▸ TASK TO CARRY OUT
Give the count of lines in the data that include the string "Bersaku", with no added remarks.

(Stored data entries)
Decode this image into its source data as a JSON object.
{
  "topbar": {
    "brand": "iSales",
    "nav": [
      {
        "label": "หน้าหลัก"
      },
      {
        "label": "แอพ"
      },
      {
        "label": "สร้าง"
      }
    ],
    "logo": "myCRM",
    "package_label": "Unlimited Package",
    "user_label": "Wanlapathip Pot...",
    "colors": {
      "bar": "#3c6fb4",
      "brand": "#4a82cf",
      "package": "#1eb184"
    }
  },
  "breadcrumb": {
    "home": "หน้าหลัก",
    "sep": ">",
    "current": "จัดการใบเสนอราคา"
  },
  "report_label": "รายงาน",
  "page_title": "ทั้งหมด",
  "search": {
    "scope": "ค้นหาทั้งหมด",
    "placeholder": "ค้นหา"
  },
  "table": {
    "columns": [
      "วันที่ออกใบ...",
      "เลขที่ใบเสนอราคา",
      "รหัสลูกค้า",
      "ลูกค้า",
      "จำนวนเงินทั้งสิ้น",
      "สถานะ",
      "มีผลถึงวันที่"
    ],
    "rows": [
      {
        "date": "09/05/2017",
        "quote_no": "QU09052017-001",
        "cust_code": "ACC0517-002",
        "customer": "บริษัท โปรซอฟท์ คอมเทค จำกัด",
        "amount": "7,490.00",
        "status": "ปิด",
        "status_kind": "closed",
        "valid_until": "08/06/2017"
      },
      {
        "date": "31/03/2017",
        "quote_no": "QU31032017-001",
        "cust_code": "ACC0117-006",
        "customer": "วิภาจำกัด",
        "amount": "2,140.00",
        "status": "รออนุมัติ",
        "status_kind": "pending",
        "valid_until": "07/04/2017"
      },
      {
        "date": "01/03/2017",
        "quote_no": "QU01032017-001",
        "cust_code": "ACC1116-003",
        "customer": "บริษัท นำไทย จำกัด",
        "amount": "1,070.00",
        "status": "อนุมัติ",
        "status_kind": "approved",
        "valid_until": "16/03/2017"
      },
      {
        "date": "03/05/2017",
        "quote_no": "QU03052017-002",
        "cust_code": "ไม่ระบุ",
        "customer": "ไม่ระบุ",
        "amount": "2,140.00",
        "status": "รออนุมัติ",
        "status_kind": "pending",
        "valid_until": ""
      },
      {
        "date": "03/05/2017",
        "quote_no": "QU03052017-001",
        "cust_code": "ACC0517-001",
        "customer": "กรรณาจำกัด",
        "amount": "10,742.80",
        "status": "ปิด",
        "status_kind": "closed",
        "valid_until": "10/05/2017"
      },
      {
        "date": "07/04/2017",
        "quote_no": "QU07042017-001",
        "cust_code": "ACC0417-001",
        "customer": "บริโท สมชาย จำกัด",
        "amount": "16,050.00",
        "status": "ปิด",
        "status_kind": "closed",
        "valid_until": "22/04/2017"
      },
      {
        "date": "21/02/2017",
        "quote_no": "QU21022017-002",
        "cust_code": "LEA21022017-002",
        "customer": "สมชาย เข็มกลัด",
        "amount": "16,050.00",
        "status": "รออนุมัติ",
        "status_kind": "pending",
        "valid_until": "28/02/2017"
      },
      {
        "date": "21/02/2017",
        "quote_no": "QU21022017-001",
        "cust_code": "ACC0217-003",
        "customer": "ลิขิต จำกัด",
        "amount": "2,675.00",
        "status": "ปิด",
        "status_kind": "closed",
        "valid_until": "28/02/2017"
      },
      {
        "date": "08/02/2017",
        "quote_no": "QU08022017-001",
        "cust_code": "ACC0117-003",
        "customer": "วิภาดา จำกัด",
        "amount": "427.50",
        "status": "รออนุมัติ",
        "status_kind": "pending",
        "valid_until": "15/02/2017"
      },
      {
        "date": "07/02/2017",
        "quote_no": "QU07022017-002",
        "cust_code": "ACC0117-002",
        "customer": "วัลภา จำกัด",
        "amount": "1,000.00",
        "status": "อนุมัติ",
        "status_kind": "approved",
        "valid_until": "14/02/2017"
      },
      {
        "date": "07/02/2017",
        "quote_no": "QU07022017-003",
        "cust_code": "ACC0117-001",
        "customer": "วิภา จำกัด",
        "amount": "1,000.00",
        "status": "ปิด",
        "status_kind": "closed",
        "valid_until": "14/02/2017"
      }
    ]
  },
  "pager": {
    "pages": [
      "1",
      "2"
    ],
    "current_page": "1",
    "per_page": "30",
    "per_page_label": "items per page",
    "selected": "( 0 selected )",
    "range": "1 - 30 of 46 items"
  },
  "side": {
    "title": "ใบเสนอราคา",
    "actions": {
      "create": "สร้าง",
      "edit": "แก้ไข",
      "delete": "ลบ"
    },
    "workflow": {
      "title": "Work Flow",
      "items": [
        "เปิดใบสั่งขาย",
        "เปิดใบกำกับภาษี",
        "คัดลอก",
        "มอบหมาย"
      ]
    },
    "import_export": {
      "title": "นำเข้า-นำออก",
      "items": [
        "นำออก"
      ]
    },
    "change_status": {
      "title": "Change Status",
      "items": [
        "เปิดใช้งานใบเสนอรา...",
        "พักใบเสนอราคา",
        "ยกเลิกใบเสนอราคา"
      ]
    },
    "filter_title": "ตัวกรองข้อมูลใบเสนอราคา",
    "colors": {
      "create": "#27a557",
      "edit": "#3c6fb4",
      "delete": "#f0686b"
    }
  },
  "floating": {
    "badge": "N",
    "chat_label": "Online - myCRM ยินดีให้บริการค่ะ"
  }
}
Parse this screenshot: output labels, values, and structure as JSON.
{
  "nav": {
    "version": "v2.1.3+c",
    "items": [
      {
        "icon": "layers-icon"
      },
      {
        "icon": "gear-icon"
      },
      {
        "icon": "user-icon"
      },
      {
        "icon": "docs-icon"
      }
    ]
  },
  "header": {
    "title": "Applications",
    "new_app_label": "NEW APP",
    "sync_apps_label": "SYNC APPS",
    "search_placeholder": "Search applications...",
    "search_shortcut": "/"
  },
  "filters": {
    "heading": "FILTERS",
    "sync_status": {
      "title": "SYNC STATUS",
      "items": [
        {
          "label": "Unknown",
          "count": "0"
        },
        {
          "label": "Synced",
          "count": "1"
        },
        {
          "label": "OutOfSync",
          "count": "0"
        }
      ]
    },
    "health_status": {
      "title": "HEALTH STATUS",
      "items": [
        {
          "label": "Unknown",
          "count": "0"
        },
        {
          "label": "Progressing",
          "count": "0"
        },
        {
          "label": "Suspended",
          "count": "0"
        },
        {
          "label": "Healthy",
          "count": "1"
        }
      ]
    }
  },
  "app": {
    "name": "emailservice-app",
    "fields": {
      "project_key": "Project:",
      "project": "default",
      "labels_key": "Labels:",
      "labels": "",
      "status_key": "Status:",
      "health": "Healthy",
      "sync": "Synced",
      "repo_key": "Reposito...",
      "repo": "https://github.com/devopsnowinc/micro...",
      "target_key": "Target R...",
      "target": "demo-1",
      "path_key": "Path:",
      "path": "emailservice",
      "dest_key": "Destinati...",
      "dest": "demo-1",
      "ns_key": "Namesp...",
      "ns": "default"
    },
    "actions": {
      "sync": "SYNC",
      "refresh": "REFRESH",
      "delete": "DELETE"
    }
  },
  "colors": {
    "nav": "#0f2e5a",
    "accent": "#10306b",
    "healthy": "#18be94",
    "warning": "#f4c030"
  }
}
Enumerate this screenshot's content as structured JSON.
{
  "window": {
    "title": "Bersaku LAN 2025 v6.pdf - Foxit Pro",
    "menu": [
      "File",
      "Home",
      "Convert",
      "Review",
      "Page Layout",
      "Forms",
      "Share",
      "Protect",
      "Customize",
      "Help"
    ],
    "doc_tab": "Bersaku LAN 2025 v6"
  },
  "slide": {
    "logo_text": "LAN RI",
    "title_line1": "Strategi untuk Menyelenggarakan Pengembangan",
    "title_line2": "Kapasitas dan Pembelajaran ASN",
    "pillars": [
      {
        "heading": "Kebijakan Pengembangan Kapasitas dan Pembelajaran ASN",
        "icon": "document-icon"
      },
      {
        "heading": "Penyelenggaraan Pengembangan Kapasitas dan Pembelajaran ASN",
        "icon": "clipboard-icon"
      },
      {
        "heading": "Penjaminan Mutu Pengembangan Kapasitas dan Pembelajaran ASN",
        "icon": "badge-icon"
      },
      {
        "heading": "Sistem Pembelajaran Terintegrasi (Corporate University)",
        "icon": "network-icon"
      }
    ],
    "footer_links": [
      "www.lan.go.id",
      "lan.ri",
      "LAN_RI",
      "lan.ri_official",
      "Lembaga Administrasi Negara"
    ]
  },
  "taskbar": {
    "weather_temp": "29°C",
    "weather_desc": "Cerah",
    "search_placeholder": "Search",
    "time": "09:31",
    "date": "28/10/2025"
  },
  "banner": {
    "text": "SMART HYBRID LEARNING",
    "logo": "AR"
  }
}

▸ EXPECTED ANSWER
2